:: Recorded data ::
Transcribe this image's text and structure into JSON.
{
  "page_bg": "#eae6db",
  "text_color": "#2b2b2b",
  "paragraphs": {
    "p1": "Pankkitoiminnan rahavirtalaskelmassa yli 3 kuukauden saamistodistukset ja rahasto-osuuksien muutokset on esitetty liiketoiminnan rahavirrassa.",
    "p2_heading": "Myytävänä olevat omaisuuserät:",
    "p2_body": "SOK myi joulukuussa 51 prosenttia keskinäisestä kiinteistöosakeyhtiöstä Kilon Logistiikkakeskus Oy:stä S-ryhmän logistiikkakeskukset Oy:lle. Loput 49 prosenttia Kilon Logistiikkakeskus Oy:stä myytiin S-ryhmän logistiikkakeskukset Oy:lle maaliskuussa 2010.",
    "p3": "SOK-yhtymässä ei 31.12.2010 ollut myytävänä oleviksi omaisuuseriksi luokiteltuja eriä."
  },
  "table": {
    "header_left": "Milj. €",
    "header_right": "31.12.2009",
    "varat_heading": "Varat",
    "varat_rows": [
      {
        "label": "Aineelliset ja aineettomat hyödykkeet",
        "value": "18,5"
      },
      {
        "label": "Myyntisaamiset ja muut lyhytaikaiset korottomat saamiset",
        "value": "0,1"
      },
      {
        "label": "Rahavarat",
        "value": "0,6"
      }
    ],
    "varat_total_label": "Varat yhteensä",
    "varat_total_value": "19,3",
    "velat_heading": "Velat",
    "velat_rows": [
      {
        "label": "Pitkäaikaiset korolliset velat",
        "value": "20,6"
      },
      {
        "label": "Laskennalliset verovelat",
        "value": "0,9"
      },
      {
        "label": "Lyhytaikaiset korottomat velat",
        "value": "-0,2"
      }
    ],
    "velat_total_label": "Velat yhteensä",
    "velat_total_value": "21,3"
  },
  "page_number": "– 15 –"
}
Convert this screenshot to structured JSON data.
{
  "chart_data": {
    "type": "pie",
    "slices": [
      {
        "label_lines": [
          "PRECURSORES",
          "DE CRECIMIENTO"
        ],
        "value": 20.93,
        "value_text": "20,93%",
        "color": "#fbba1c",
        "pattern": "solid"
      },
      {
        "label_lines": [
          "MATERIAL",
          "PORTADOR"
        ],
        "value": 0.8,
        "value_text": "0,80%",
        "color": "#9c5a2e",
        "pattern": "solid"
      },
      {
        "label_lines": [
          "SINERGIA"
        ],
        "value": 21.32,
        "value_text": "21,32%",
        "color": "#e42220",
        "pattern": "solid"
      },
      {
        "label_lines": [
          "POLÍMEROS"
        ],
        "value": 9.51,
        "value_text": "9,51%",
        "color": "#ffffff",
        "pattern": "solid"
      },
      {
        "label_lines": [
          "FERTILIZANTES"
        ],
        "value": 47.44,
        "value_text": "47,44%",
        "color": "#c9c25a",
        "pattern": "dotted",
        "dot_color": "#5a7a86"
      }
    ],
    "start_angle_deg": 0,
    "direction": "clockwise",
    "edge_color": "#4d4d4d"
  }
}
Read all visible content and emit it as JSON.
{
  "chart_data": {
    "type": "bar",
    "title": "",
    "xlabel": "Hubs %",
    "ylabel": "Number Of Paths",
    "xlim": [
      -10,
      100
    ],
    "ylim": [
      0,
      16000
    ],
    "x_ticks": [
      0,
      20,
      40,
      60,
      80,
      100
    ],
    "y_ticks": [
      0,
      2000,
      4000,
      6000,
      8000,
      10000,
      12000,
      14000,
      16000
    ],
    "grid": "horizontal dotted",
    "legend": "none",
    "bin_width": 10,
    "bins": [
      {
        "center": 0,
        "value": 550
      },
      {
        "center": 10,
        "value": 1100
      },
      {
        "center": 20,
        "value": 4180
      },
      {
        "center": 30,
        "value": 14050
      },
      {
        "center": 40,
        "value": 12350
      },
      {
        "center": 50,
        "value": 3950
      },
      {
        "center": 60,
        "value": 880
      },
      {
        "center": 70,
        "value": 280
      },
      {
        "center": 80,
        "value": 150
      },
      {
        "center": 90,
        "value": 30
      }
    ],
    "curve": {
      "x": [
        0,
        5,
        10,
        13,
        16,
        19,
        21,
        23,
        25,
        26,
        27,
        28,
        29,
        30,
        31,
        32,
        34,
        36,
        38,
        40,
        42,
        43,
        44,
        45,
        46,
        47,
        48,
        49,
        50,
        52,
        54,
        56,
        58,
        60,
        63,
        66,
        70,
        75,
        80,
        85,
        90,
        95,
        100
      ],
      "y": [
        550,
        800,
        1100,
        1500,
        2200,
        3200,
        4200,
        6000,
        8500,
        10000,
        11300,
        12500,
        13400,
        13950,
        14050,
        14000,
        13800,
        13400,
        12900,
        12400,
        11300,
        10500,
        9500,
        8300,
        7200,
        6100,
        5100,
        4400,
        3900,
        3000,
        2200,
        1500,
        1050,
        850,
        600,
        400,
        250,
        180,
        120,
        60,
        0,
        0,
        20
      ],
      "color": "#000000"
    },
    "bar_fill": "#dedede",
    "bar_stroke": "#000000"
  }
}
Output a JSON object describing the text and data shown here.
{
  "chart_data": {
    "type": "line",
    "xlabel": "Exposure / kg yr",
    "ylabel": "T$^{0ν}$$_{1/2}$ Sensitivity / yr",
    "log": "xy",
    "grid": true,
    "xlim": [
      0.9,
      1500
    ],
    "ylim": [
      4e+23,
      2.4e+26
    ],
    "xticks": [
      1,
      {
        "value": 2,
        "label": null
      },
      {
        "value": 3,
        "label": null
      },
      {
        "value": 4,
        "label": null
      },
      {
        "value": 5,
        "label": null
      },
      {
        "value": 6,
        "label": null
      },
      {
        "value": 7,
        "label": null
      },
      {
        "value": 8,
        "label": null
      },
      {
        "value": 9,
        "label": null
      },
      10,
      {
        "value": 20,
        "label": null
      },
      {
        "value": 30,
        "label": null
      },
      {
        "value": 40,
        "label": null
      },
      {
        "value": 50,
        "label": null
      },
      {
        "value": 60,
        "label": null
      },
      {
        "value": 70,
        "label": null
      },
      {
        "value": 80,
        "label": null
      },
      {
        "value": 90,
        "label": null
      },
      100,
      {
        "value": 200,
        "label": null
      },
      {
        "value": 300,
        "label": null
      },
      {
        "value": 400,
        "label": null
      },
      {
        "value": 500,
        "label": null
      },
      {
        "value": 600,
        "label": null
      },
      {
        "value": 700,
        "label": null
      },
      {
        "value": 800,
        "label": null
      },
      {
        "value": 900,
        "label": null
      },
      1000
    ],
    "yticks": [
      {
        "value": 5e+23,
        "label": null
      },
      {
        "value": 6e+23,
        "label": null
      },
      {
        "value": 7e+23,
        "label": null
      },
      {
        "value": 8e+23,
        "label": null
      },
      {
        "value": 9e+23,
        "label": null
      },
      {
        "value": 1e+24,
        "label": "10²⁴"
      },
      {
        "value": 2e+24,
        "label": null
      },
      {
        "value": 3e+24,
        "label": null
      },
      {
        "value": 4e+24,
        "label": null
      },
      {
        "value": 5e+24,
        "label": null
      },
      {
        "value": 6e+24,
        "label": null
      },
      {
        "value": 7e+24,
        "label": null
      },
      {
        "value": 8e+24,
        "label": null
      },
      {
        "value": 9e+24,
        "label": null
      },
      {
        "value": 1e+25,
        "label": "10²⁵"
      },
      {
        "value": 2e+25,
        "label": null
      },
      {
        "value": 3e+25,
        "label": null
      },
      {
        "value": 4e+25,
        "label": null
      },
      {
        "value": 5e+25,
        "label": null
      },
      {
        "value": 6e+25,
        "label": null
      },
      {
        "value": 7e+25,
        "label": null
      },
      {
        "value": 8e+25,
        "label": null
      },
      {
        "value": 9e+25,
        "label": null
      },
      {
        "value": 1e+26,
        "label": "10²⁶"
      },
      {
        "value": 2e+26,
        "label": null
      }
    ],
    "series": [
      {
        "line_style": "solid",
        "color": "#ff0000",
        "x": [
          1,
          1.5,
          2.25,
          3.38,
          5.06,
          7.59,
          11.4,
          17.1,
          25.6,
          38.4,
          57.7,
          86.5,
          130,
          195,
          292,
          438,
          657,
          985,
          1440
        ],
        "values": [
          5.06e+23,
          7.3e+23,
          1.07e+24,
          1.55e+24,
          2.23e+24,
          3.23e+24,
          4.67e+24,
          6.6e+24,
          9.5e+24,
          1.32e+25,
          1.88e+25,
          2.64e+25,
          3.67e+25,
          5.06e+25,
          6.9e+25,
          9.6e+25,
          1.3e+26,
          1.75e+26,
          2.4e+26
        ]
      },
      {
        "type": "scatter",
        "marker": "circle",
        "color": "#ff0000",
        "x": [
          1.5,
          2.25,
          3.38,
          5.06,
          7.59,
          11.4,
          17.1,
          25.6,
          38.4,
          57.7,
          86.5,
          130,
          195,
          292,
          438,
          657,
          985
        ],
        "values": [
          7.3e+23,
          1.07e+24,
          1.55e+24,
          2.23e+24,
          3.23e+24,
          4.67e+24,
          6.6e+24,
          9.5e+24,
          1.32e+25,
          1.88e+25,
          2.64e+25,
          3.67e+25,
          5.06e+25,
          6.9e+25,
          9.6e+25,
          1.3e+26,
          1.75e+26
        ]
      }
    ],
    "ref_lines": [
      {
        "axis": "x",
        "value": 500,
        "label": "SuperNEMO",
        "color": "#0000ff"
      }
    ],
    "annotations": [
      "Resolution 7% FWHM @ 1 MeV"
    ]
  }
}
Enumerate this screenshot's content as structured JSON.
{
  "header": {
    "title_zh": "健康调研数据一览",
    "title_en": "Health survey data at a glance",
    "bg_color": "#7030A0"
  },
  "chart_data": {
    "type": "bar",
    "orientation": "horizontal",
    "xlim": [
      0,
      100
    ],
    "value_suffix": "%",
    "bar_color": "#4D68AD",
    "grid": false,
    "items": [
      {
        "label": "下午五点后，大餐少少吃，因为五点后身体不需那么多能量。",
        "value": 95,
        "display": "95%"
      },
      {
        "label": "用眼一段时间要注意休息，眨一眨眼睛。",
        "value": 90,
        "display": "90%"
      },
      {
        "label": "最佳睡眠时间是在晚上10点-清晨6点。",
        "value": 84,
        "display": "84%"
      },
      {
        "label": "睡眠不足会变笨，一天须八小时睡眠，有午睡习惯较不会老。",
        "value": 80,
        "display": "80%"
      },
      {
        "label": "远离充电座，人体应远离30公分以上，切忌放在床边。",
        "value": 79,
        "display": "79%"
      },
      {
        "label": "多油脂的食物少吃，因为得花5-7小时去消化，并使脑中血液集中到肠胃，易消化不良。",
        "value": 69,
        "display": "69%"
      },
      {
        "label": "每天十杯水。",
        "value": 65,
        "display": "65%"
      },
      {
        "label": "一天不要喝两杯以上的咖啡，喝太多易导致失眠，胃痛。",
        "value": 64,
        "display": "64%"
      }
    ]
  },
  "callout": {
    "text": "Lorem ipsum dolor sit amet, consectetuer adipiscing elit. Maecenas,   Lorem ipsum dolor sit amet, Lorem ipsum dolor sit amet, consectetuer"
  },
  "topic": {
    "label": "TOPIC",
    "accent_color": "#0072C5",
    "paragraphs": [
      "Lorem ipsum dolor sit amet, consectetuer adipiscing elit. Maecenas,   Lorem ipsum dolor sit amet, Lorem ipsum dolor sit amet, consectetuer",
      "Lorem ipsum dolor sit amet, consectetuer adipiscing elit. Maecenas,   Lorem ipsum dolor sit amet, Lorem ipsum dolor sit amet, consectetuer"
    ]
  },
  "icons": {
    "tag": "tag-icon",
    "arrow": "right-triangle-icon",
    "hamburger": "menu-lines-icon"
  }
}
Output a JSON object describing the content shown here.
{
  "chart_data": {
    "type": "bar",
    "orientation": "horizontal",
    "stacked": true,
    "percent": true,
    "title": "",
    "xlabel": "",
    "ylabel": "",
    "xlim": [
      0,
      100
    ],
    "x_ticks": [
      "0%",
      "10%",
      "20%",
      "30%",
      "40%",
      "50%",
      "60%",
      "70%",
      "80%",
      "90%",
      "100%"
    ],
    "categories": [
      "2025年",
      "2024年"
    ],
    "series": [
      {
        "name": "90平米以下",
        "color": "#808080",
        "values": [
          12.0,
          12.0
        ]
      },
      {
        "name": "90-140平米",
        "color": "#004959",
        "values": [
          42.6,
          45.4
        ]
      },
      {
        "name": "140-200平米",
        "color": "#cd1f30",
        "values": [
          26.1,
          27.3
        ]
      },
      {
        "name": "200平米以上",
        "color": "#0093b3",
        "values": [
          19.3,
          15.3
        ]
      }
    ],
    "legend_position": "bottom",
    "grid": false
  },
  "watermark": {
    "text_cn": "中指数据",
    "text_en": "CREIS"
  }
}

:: Objective ::
Search the entries for the word "true" and pick out every line that holds it.

:: Task answer ::
    "grid": true,
    "stacked": true,
    "percent": true,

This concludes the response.